--- Begin ---

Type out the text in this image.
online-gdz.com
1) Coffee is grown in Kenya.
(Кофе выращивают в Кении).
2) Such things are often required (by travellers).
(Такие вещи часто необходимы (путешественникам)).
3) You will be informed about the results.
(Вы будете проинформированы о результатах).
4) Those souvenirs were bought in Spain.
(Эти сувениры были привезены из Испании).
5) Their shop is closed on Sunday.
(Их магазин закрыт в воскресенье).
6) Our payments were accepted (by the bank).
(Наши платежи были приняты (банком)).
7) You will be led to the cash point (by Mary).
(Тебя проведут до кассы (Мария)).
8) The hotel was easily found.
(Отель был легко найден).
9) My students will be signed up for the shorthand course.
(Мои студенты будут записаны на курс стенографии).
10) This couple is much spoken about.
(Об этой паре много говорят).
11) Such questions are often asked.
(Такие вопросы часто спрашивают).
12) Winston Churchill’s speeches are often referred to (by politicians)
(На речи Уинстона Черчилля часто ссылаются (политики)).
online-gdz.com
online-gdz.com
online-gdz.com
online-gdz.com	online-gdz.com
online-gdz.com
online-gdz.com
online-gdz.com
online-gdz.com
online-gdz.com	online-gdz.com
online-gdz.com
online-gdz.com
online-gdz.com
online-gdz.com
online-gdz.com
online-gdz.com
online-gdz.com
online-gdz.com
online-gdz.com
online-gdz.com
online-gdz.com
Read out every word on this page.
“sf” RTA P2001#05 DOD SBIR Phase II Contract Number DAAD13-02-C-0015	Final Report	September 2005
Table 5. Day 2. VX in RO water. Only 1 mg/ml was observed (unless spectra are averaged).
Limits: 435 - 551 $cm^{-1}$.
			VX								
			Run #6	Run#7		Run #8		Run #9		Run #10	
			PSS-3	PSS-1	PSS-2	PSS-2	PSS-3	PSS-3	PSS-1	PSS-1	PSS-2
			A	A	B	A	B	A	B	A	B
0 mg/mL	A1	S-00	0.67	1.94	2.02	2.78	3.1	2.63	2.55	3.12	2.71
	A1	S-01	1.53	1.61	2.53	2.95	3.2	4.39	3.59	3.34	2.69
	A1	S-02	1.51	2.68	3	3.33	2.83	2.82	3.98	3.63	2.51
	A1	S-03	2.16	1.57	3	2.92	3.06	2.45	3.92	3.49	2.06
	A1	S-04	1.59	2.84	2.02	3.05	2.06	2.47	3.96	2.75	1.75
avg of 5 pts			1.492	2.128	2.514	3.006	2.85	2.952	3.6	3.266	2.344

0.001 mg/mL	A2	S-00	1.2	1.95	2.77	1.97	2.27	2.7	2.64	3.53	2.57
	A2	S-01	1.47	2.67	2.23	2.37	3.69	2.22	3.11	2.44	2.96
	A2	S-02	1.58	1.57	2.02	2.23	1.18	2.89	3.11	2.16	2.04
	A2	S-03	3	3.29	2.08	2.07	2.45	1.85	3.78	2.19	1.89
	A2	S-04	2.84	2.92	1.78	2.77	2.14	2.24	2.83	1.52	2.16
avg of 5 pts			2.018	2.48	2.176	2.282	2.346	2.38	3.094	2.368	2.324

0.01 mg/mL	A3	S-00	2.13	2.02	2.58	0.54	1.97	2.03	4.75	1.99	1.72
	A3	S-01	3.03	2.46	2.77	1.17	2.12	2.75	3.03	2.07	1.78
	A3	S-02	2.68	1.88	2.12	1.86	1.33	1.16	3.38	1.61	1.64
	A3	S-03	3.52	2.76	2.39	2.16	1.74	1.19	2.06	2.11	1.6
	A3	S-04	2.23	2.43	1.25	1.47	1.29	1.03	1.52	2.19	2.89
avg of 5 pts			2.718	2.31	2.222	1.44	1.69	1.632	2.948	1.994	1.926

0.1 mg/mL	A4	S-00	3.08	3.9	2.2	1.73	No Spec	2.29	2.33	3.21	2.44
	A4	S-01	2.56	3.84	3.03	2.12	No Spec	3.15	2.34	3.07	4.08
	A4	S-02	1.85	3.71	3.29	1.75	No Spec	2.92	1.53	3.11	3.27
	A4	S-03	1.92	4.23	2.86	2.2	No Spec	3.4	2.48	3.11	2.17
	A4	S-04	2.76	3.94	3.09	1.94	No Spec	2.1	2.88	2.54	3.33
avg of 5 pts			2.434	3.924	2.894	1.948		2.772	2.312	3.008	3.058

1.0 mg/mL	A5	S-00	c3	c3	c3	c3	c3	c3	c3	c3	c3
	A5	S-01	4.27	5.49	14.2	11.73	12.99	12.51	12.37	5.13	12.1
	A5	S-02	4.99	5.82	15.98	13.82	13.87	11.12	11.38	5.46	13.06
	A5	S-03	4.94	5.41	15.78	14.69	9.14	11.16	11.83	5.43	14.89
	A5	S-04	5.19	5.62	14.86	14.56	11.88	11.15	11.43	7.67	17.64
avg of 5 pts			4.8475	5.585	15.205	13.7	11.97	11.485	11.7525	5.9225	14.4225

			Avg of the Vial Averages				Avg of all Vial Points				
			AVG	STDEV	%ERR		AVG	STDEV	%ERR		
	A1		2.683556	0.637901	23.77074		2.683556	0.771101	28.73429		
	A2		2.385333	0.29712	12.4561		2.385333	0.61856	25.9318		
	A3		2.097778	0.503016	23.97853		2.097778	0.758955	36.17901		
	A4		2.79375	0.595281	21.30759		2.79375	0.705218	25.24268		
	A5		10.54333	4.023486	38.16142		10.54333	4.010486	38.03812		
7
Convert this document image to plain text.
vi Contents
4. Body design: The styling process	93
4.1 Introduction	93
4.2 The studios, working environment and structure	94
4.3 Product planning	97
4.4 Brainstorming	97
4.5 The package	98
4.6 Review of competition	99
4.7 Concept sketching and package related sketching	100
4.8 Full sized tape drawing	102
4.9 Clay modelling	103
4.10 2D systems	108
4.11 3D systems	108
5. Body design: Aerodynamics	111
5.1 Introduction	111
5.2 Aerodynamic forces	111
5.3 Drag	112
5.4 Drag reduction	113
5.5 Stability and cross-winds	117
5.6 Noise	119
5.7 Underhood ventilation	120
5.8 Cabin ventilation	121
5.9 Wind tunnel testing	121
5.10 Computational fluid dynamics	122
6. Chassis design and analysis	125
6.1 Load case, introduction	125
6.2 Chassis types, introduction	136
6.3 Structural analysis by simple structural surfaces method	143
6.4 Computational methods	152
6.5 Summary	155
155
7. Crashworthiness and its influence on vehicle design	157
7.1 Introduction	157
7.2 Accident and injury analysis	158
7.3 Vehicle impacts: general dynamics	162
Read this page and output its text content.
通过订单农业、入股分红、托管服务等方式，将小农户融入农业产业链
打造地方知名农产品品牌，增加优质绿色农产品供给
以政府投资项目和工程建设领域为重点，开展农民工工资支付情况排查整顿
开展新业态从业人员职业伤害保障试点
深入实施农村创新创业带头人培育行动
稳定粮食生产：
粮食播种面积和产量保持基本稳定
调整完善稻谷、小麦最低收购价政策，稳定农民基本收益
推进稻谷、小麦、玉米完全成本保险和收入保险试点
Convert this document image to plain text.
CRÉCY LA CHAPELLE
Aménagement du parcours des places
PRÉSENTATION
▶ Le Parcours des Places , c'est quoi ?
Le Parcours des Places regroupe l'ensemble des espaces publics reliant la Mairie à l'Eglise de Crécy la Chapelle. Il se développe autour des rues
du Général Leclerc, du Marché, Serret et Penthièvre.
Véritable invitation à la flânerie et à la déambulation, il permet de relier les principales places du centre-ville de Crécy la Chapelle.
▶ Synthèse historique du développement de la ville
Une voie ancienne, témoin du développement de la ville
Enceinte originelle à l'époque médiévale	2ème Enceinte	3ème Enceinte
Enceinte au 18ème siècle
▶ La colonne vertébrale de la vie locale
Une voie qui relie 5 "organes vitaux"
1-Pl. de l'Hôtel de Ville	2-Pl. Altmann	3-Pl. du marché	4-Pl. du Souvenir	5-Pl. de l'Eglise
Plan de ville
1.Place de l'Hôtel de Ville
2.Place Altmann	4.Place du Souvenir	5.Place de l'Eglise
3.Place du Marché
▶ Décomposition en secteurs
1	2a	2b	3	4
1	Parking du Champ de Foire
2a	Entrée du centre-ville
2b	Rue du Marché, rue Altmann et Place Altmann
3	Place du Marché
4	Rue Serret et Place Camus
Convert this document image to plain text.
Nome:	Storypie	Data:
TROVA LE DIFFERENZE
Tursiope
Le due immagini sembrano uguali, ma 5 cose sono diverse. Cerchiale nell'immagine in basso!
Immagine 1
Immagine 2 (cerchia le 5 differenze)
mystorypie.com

--- End ---

* _Directions_
Reproduce each line of the entries in which the word "Altmann" is found.

* _Reply_
1-Pl. de l'Hôtel de Ville	2-Pl. Altmann	3-Pl. du marché	4-Pl. du Souvenir	5-Pl. de l'Eglise
2.Place Altmann	4.Place du Souvenir	5.Place de l'Eglise
2b	Rue du Marché, rue Altmann et Place Altmann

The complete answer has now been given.